▶ Zu erledigende Aufgaben
**a.** Wiederhole bitte wörtlich den Abschnitt aus dem Kommentar zu EU und China, der bei den Worten „Dies wurde durch“ beginnt; hör nach „und China einfroren.“ auf.
**b.** Setze den Kommentar zu EU und China nach seinem letzten Satz fort.

== Artikel ==

Ein Kommentar von Tom Fowdy
In einem kürzlich erschienenen Meinungsartikel hatte ich die Verherrlichung des Europäischen Parlaments durch die Mainstream-Medien kritisiert, mit der das irreführende Narrativ verbreitet wird, dass Europa Taiwan gegenüber China vorziehen würde und dass Pekings sogenanntes "Mobbing" bei diesem Thema die Brücken zur EU verbrenne. Dies war über das ganze Jahr 2021 hindurch ein umfassendes Thema, bei dem hartnäckig Geschichten verbreitet wurden, in denen man behauptete, Chinas "Wolfskrieger"-Politik – oder genauer gesagt, die harten Reaktionen auf westliche Provokationen in sensiblen souveränen Fragen – sei ein selbstisolierender Schritt gewesen.
Dies wurde durch das Drama im vergangenen März perfekt zur Schau gestellt, als die EU beschloss, chinesische Beamte in Xinjiang wegen mutmaßlicher Menschenrechtsverletzungen zu sanktionieren. Peking reagierte darauf heftig, indem es eine Reihe von EU-Abgeordneten auf eine schwarze Liste setzte, die daraufhin die Ratifizierung des umfassenden Investitionsabkommens zwischen der EU und China einfroren.

===
== Datensatz ==

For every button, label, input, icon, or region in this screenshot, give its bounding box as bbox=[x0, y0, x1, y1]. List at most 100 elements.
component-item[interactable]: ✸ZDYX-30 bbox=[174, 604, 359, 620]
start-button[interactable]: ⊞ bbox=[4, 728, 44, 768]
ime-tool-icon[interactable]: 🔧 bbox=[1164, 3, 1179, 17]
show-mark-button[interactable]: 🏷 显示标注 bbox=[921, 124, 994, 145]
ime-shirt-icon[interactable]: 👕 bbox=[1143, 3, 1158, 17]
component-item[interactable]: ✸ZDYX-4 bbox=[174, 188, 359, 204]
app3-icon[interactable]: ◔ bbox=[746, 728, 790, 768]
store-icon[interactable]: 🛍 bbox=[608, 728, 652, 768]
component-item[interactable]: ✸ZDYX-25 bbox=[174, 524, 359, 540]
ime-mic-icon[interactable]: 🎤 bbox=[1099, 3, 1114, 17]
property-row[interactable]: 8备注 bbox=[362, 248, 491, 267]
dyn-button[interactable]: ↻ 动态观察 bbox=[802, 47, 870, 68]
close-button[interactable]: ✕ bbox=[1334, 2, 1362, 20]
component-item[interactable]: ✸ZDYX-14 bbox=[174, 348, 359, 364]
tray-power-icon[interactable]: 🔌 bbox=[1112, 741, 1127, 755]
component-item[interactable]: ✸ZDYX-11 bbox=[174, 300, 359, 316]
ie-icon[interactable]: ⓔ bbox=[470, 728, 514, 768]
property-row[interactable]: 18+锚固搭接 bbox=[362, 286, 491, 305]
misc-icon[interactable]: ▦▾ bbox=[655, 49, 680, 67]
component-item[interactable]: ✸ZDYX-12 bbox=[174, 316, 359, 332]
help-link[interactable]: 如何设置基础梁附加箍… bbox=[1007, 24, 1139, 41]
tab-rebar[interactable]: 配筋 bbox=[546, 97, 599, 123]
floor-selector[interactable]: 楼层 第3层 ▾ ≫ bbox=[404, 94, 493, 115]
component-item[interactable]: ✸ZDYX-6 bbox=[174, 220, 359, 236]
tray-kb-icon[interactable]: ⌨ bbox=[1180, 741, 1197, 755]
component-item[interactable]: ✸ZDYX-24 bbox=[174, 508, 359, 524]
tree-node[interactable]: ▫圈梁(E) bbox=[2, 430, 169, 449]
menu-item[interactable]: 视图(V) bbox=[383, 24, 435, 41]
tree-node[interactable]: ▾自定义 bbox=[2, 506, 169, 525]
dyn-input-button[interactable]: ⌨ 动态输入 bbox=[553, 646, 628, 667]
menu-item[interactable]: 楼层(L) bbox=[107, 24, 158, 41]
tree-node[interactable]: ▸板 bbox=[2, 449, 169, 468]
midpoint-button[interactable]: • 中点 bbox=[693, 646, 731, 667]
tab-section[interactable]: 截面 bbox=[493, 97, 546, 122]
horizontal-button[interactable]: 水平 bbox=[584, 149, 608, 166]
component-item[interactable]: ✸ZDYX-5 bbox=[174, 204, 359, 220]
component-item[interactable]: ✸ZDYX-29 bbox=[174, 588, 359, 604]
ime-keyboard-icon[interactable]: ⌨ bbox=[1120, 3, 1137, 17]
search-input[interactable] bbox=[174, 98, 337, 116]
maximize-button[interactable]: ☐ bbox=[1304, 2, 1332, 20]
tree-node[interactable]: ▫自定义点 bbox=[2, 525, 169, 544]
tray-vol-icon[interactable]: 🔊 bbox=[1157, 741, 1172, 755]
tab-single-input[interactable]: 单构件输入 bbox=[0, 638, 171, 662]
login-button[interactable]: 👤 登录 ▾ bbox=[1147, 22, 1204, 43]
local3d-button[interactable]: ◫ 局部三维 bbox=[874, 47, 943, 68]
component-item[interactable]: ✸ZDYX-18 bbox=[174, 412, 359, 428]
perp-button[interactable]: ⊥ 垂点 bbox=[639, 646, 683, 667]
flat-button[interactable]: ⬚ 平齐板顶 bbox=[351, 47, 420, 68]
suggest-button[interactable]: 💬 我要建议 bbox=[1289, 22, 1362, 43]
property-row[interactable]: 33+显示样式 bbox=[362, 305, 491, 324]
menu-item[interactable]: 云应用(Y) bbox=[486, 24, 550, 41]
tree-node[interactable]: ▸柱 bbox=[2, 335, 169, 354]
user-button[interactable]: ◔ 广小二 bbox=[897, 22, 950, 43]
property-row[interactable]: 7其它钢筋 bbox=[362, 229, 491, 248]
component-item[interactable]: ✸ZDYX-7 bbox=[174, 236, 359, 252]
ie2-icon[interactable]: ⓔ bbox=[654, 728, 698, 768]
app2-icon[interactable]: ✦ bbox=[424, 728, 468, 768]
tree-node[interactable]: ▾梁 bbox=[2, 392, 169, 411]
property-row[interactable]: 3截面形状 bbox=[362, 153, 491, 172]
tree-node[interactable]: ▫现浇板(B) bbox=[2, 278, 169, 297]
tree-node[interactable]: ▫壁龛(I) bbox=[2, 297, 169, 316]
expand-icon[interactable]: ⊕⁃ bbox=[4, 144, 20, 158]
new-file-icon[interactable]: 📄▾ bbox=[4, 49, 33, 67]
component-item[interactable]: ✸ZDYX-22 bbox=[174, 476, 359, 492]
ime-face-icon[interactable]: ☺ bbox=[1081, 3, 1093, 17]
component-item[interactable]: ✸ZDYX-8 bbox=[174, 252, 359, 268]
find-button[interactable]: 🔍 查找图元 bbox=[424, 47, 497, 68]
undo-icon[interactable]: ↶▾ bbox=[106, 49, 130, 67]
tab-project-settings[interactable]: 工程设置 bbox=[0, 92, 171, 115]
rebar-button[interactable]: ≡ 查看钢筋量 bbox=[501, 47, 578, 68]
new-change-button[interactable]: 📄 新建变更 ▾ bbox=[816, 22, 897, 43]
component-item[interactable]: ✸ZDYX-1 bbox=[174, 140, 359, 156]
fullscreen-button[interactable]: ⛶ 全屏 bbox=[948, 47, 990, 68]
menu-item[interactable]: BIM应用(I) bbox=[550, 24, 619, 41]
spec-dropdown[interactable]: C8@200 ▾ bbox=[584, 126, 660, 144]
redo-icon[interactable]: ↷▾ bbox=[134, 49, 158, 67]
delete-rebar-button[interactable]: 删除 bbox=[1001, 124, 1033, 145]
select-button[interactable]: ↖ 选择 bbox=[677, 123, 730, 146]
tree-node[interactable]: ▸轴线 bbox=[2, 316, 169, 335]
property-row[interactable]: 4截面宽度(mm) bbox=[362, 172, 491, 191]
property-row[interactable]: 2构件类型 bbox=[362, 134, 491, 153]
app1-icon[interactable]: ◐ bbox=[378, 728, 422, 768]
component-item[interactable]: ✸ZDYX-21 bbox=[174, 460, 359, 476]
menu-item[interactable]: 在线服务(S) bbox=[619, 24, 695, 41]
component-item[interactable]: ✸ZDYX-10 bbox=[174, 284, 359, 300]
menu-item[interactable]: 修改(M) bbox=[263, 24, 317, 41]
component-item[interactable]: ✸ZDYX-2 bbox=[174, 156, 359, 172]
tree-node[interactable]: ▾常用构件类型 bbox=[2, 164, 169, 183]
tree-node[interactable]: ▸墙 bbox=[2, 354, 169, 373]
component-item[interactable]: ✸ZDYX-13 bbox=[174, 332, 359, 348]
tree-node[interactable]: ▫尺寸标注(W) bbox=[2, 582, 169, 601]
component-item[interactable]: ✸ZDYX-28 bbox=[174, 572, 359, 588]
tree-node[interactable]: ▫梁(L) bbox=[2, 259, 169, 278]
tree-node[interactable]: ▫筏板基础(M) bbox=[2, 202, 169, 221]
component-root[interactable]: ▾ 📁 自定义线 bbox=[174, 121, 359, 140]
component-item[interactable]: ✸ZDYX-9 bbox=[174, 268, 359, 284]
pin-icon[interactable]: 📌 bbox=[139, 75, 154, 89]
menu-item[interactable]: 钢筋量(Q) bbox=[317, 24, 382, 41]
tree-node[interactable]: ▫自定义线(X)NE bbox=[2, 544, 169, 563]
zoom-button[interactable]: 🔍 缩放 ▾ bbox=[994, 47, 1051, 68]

===

▶ Antworten nacheinander
**a.**
Dies wurde durch das Drama im vergangenen März perfekt zur Schau gestellt, als die EU beschloss, chinesische Beamte in Xinjiang wegen mutmaßlicher Menschenrechtsverletzungen zu sanktionieren. Peking reagierte darauf heftig, indem es eine Reihe von EU-Abgeordneten auf eine schwarze Liste setzte, die daraufhin die Ratifizierung des umfassenden Investitionsabkommens zwischen der EU und China einfroren.

**b.**
Kürzlich erschien jedoch in der South China Morning Post ein Artikel, in dem behauptet wurde, die EU habe beschlossen, einen "vertraulichen" Plan zur Verbesserung der Handels- und Investitionsbeziehungen mit Taiwan – wie von EU-Abgeordneten in einem kürzlich veröffentlichten Bericht gefordert – auf Eis zu legen, und dies nach einer sehr eindringlichen Warnung des chinesischen Botschafters bei der EU, Zhang Ming. Auf einer kürzlich in Brüssel stattgefundenen Veranstaltung sagte er: "Wenn sich etwas ändert, dann ist es der zunehmende Wille des chinesischen Volkes, die vollständige Wiedervereinigung unseres Landes zu verwirklichen. Manche Menschen in Europa scheinen das Streben der Chinesen nach einer Wiedervereinigung unseres Landes zu unterschätzen."
Wenn wir uns an das Narrativ der Mainstream-Medien halten, dann müsste dies als Paradebeispiel dafür angesehen werden, dass Zhang sich an der "Wolfskrieger"-Diplomatie beteiligt und China von Europa entfremdet. Die Realität ist jedoch, dass die EU auf institutioneller Ebene einen Plan in Bezug auf Taiwan aufgegeben hat, in Befürchtungen hinsichtlich seiner Verbindungen zu Peking, (was wiederum die Bedeutungslosigkeit des Europäischen Parlaments verdeutlicht). Zeigt dies nicht, dass Chinas harte Positionen zu souveränen und territorialen Fragen tatsächlich Erfolg haben? Und ebenso, dass die ständige Förderung des Europäischen Parlaments für eine Opposition gegen Peking übertrieben ist?
Diese Narrative fehlinterpretieren nicht nur Chinas Prioritäten in Bezug auf Staatsangelegenheiten, sondern unterschätzen auch den Einfluss, den Peking ausüben kann, während sie den Willen des Westens, darauf zu reagieren, überschätzen.
Abgesehen von einer Handvoll Agitatoren hat die EU in Wirklichkeit nicht den kollektiven politischen Willen oder die Kraft, sich auf einen langwierigen diplomatischen Streit über Taiwan einzulassen – ein Problem, das China mit einem Nullsummenspiel angeht und bei dem es keine Kompromisse eingehen muss oder wird. Wie wir soeben gesehen haben, wer hat zuerst mit den Augen geblinzelt?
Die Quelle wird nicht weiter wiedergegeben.